(Stored entries)
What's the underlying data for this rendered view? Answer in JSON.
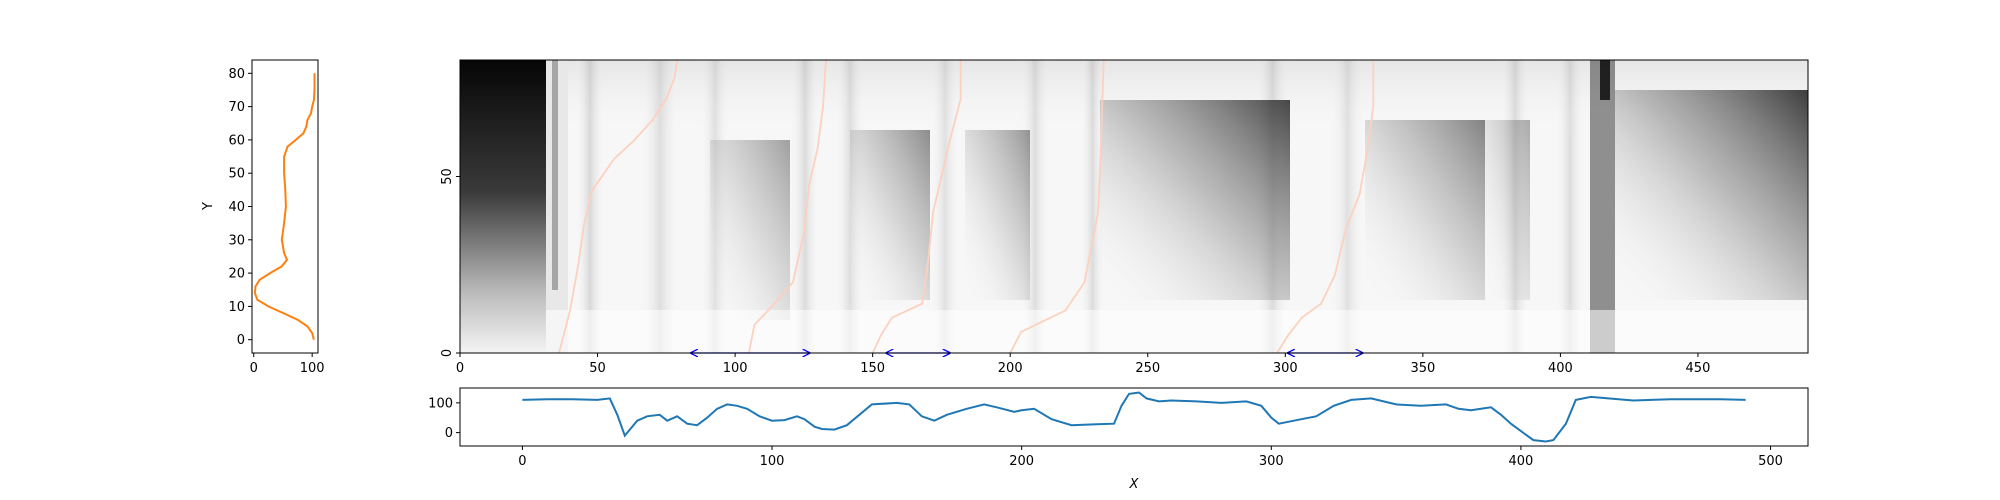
{
  "colors": {
    "left_profile": "#ff7f0e",
    "bottom_profile": "#1f77b4",
    "warp_path": "#fdd0bf",
    "arrows": "#0000ff",
    "heatmap_dark": "#000000",
    "heatmap_light": "#ffffff"
  },
  "chart_data": [
    {
      "id": "left-profile",
      "type": "line",
      "title": "",
      "xlabel": "",
      "ylabel": "Y",
      "xlim": [
        -3,
        110
      ],
      "ylim": [
        -4,
        84
      ],
      "xticks": [
        0,
        100
      ],
      "yticks": [
        0,
        10,
        20,
        30,
        40,
        50,
        60,
        70,
        80
      ],
      "grid": false,
      "series": [
        {
          "y": [
            0,
            2,
            4,
            6,
            8,
            10,
            12,
            14,
            16,
            18,
            20,
            22,
            24,
            26,
            28,
            30,
            35,
            40,
            45,
            50,
            55,
            58,
            60,
            62,
            64,
            66,
            68,
            70,
            72,
            75,
            80
          ],
          "x": [
            103,
            100,
            92,
            75,
            50,
            25,
            6,
            2,
            3,
            10,
            28,
            48,
            57,
            52,
            50,
            48,
            52,
            55,
            54,
            52,
            52,
            58,
            72,
            85,
            90,
            92,
            98,
            100,
            103,
            104,
            104
          ]
        }
      ]
    },
    {
      "id": "heatmap",
      "type": "heatmap",
      "title": "",
      "xlabel": "",
      "ylabel": "",
      "xlim": [
        0,
        490
      ],
      "ylim": [
        0,
        83
      ],
      "xticks": [
        0,
        50,
        100,
        150,
        200,
        250,
        300,
        350,
        400,
        450
      ],
      "yticks": [
        0,
        50
      ],
      "grid": false,
      "intervals": [
        {
          "start": 84,
          "end": 127
        },
        {
          "start": 155,
          "end": 178
        },
        {
          "start": 301,
          "end": 328
        }
      ],
      "warp_paths": [
        {
          "points": [
            [
              36,
              0
            ],
            [
              40,
              12
            ],
            [
              43,
              25
            ],
            [
              45,
              36
            ],
            [
              48,
              46
            ],
            [
              56,
              55
            ],
            [
              63,
              60
            ],
            [
              70,
              66
            ],
            [
              75,
              72
            ],
            [
              78,
              78
            ],
            [
              79,
              83
            ]
          ]
        },
        {
          "points": [
            [
              105,
              0
            ],
            [
              107,
              8
            ],
            [
              112,
              12
            ],
            [
              121,
              20
            ],
            [
              125,
              34
            ],
            [
              127,
              48
            ],
            [
              130,
              58
            ],
            [
              132,
              70
            ],
            [
              133,
              83
            ]
          ]
        },
        {
          "points": [
            [
              150,
              0
            ],
            [
              153,
              5
            ],
            [
              157,
              10
            ],
            [
              168,
              14
            ],
            [
              170,
              25
            ],
            [
              172,
              40
            ],
            [
              175,
              50
            ],
            [
              178,
              60
            ],
            [
              182,
              72
            ],
            [
              182,
              83
            ]
          ]
        },
        {
          "points": [
            [
              200,
              0
            ],
            [
              204,
              6
            ],
            [
              212,
              9
            ],
            [
              220,
              12
            ],
            [
              227,
              20
            ],
            [
              232,
              40
            ],
            [
              233,
              60
            ],
            [
              234,
              83
            ]
          ]
        },
        {
          "points": [
            [
              297,
              0
            ],
            [
              301,
              5
            ],
            [
              306,
              10
            ],
            [
              313,
              14
            ],
            [
              318,
              22
            ],
            [
              322,
              35
            ],
            [
              327,
              45
            ],
            [
              330,
              58
            ],
            [
              332,
              70
            ],
            [
              332,
              83
            ]
          ]
        }
      ]
    },
    {
      "id": "bottom-profile",
      "type": "line",
      "title": "",
      "xlabel": "X",
      "ylabel": "",
      "xlim": [
        -25,
        515
      ],
      "ylim": [
        -45,
        150
      ],
      "xticks": [
        0,
        100,
        200,
        300,
        400,
        500
      ],
      "yticks": [
        0,
        100
      ],
      "grid": false,
      "series": [
        {
          "x": [
            0,
            10,
            20,
            30,
            35,
            38,
            41,
            46,
            50,
            55,
            58,
            62,
            66,
            70,
            74,
            78,
            82,
            86,
            90,
            95,
            100,
            105,
            110,
            113,
            117,
            120,
            125,
            130,
            140,
            150,
            155,
            160,
            165,
            170,
            178,
            185,
            190,
            197,
            200,
            205,
            212,
            220,
            230,
            237,
            240,
            243,
            247,
            250,
            255,
            260,
            270,
            280,
            290,
            296,
            300,
            303,
            306,
            312,
            318,
            325,
            332,
            340,
            350,
            360,
            370,
            375,
            380,
            384,
            388,
            392,
            396,
            400,
            405,
            410,
            413,
            418,
            422,
            428,
            435,
            445,
            460,
            480,
            490
          ],
          "y": [
            110,
            112,
            112,
            110,
            115,
            60,
            -10,
            40,
            55,
            60,
            40,
            55,
            30,
            25,
            50,
            80,
            95,
            90,
            80,
            55,
            40,
            42,
            55,
            45,
            20,
            12,
            10,
            25,
            95,
            100,
            95,
            55,
            40,
            60,
            80,
            95,
            85,
            70,
            75,
            80,
            45,
            25,
            28,
            30,
            90,
            130,
            135,
            115,
            105,
            108,
            105,
            100,
            105,
            90,
            50,
            30,
            35,
            45,
            55,
            90,
            110,
            115,
            95,
            90,
            95,
            80,
            75,
            80,
            85,
            60,
            30,
            5,
            -25,
            -30,
            -25,
            30,
            110,
            120,
            115,
            108,
            112,
            112,
            110
          ]
        }
      ]
    }
  ]
}
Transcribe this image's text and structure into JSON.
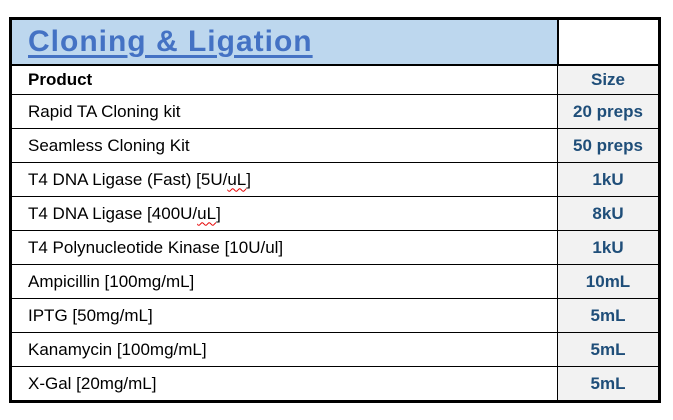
{
  "table": {
    "title": "Cloning & Ligation",
    "columns": {
      "product": "Product",
      "size": "Size"
    },
    "rows": [
      {
        "pre": "Rapid TA Cloning kit",
        "misspelled": "",
        "post": "",
        "size": "20 preps"
      },
      {
        "pre": "Seamless Cloning Kit",
        "misspelled": "",
        "post": "",
        "size": "50 preps"
      },
      {
        "pre": "T4 DNA Ligase (Fast) [5U/",
        "misspelled": "uL",
        "post": "]",
        "size": "1kU"
      },
      {
        "pre": "T4 DNA Ligase [400U/",
        "misspelled": "uL",
        "post": "]",
        "size": "8kU"
      },
      {
        "pre": "T4 Polynucleotide Kinase [10U/ul]",
        "misspelled": "",
        "post": "",
        "size": "1kU"
      },
      {
        "pre": "Ampicillin [100mg/mL]",
        "misspelled": "",
        "post": "",
        "size": "10mL"
      },
      {
        "pre": "IPTG [50mg/mL]",
        "misspelled": "",
        "post": "",
        "size": "5mL"
      },
      {
        "pre": "Kanamycin [100mg/mL]",
        "misspelled": "",
        "post": "",
        "size": "5mL"
      },
      {
        "pre": "X-Gal [20mg/mL]",
        "misspelled": "",
        "post": "",
        "size": "5mL"
      }
    ],
    "colors": {
      "title_text": "#4472C4",
      "title_background": "#BDD7EE",
      "size_text": "#1F4E79",
      "size_background": "#F2F2F2",
      "border": "#000000",
      "spellcheck_underline": "#E60000"
    }
  }
}
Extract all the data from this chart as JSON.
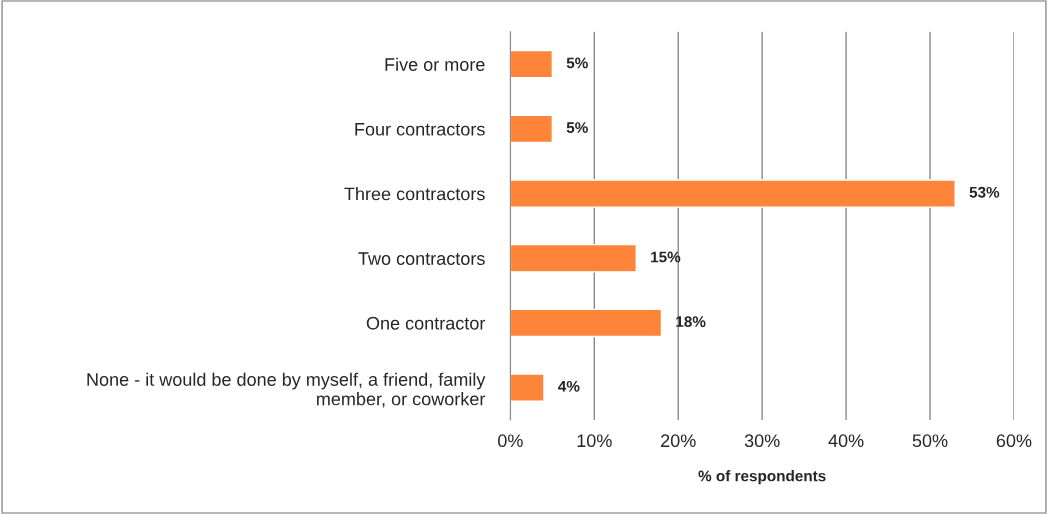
{
  "chart_data": {
    "type": "bar",
    "orientation": "horizontal",
    "xlabel": "% of respondents",
    "categories": [
      "Five or more",
      "Four contractors",
      "Three contractors",
      "Two contractors",
      "One contractor",
      "None - it would be done by myself, a friend, family\nmember, or coworker"
    ],
    "values": [
      5,
      5,
      53,
      15,
      18,
      4
    ],
    "color": "#fe8439",
    "data_labels": true,
    "value_labels": [
      "5%",
      "5%",
      "53%",
      "15%",
      "18%",
      "4%"
    ],
    "xlim": [
      0,
      60
    ],
    "xticks": [
      {
        "value": 0,
        "label": "0%"
      },
      {
        "value": 10,
        "label": "10%"
      },
      {
        "value": 20,
        "label": "20%"
      },
      {
        "value": 30,
        "label": "30%"
      },
      {
        "value": 40,
        "label": "40%"
      },
      {
        "value": 50,
        "label": "50%"
      },
      {
        "value": 60,
        "label": "60%"
      }
    ],
    "grid": "x",
    "legend": false
  }
}
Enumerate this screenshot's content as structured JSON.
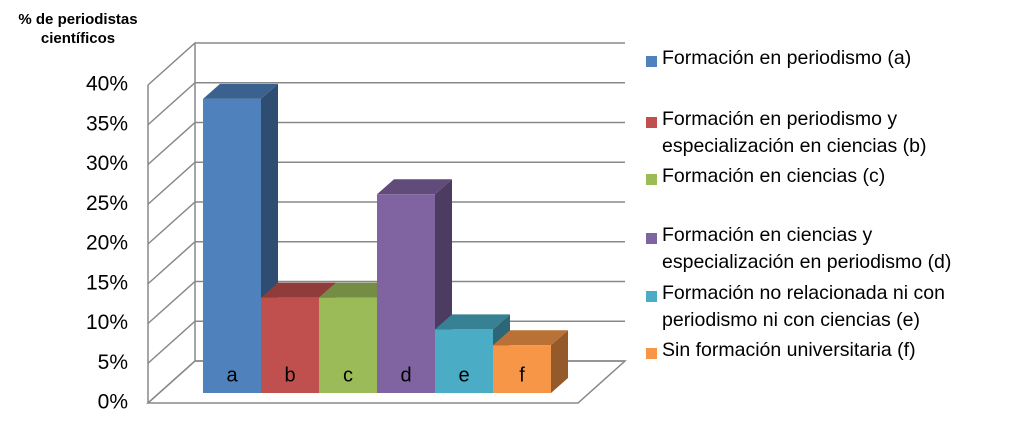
{
  "chart_data": {
    "type": "bar3d",
    "y_axis_label": "% de periodistas científicos",
    "categories": [
      "a",
      "b",
      "c",
      "d",
      "e",
      "f"
    ],
    "values": [
      37,
      12,
      12,
      25,
      8,
      6
    ],
    "colors": [
      "#4f81bd",
      "#c0504d",
      "#9bbb59",
      "#8064a2",
      "#4bacc6",
      "#f79646"
    ],
    "legend": [
      "Formación en periodismo (a)",
      "Formación en periodismo y especialización en ciencias (b)",
      "Formación en ciencias (c)",
      "Formación en ciencias y especialización en periodismo (d)",
      "Formación no relacionada ni con periodismo ni con ciencias (e)",
      "Sin formación universitaria (f)"
    ],
    "ylim": [
      0,
      40
    ],
    "yticks": [
      {
        "value": 0,
        "label": "0%"
      },
      {
        "value": 5,
        "label": "5%"
      },
      {
        "value": 10,
        "label": "10%"
      },
      {
        "value": 15,
        "label": "15%"
      },
      {
        "value": 20,
        "label": "20%"
      },
      {
        "value": 25,
        "label": "25%"
      },
      {
        "value": 30,
        "label": "30%"
      },
      {
        "value": 35,
        "label": "35%"
      },
      {
        "value": 40,
        "label": "40%"
      }
    ],
    "grid": true
  }
}
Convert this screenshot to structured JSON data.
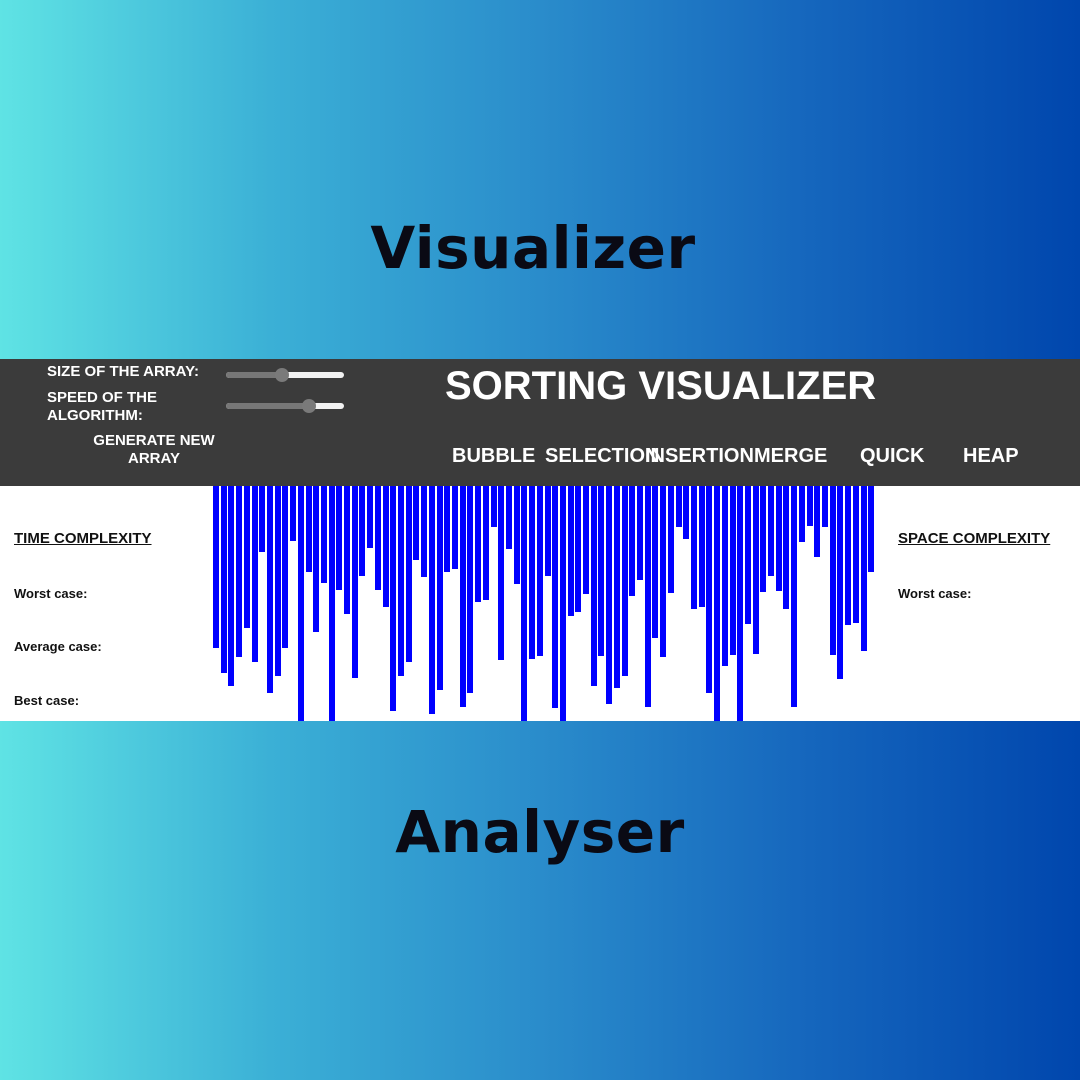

:: Work instructions ::
Your task is to list each line of the records with the word "xlabel".

:: Final answer ::
      "xlabel": "",
      "xlabel": "",
      "xlabel": "X",
    "xlabel": "% of respondents",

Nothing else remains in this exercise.